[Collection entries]
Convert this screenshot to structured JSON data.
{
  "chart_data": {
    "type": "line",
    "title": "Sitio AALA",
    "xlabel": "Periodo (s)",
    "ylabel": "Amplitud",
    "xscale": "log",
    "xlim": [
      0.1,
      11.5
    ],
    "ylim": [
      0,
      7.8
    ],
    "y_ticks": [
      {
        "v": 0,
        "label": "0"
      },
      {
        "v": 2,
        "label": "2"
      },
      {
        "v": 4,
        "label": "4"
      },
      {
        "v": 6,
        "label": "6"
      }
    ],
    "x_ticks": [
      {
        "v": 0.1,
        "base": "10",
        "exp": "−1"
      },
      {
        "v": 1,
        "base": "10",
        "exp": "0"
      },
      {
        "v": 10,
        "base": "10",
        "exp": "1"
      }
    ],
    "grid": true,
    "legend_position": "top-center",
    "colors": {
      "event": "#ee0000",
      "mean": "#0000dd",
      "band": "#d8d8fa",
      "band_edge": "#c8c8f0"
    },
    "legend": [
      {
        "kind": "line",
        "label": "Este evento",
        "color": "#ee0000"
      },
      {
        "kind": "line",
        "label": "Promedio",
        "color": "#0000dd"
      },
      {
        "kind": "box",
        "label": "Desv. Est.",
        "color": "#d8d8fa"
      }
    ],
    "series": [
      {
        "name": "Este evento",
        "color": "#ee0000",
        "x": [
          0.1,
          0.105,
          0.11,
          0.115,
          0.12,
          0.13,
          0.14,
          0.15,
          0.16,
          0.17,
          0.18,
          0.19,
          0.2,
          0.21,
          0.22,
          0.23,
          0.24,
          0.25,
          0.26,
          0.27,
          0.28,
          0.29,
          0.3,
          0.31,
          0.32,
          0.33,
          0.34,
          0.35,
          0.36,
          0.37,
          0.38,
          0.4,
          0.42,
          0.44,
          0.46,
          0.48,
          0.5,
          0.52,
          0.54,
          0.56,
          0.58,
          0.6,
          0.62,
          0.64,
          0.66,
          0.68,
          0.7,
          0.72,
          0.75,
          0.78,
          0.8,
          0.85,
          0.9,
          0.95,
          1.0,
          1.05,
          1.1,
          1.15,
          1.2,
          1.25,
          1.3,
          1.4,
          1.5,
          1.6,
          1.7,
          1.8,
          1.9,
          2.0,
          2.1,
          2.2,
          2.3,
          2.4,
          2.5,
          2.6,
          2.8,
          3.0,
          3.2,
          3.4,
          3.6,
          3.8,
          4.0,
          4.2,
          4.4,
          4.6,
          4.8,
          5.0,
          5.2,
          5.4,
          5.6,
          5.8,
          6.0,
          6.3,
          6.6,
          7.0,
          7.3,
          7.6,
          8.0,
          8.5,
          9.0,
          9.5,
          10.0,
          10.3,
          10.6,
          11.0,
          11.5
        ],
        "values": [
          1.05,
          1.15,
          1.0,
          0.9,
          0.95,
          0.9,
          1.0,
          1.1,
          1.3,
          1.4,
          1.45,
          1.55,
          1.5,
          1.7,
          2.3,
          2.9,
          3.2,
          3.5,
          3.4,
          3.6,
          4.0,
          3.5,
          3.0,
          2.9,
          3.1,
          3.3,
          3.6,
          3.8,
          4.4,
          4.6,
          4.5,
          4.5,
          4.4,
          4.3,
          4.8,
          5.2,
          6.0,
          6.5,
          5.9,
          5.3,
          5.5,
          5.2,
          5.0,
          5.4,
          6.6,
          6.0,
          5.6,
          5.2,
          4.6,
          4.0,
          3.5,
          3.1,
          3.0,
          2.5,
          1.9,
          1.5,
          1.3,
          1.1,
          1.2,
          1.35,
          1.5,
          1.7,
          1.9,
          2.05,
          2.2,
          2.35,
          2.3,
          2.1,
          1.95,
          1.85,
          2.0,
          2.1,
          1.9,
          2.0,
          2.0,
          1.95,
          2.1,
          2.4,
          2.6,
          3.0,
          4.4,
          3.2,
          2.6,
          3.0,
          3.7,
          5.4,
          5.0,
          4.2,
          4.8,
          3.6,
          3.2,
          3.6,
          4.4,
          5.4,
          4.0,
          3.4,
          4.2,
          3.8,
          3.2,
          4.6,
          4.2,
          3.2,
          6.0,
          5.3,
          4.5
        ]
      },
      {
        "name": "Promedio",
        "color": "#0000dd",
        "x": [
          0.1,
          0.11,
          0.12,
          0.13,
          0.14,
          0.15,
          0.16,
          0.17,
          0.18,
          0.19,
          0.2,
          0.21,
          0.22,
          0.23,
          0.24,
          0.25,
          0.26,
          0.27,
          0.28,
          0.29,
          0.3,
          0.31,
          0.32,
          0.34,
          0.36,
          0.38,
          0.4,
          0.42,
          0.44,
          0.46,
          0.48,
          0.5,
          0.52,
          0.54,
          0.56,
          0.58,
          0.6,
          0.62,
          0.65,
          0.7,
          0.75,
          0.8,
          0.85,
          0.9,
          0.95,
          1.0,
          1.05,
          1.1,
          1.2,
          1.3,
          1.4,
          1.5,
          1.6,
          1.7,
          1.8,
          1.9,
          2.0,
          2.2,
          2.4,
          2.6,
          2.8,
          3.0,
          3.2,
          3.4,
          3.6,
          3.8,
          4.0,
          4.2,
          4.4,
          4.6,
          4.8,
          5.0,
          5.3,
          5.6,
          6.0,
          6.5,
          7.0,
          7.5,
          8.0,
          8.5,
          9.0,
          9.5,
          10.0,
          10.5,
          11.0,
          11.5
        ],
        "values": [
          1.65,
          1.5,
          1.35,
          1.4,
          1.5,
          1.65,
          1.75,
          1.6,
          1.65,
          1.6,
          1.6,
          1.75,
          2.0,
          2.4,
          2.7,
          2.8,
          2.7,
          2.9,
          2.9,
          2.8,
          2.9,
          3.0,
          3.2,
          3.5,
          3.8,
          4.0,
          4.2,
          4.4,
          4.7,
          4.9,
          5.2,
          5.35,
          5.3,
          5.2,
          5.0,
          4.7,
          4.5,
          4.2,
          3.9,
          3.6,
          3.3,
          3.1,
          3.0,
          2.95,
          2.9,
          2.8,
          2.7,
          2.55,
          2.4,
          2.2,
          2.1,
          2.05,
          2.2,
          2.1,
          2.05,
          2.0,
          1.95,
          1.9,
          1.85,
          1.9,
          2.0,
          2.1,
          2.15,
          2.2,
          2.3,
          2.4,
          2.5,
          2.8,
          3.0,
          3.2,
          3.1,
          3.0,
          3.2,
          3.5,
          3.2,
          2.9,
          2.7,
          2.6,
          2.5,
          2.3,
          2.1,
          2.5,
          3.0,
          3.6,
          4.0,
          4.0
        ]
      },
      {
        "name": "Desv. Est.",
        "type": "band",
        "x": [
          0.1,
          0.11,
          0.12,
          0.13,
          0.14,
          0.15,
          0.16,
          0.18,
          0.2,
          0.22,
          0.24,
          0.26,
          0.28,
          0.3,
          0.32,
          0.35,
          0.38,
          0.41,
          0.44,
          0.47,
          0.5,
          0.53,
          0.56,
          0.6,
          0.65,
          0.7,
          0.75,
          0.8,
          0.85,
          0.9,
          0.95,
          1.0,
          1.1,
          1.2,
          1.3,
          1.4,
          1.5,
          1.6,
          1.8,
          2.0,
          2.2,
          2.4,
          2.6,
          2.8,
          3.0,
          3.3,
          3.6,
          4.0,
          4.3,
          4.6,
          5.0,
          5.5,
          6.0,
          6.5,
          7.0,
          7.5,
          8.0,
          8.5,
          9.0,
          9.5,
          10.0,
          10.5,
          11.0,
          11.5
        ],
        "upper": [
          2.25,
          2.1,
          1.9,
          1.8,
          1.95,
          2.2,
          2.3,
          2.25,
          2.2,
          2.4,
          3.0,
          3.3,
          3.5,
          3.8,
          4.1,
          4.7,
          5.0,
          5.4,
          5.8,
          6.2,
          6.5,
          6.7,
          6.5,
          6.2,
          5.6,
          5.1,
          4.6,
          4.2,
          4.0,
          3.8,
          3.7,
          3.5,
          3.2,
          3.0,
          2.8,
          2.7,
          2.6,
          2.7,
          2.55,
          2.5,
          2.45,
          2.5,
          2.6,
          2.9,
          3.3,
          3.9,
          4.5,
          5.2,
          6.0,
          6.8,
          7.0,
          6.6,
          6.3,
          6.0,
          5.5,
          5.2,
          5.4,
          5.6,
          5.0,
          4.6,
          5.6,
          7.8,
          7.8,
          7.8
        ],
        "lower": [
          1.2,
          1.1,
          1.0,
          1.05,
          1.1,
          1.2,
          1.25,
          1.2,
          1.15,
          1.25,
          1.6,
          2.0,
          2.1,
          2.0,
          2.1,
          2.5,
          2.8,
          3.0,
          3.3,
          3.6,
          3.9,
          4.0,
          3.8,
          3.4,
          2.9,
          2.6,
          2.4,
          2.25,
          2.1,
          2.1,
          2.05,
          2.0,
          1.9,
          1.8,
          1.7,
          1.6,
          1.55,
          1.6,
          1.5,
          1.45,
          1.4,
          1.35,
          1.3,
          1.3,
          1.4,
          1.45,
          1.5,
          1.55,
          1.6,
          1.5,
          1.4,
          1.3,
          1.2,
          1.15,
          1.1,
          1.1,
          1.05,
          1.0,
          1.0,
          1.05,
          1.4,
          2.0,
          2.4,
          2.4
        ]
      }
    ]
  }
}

» Your objective
Search the records for the word "name", then list every line that has it.

» Reply to the exercise
        "name": "Este evento",
        "name": "Promedio",
        "name": "Desv. Est.",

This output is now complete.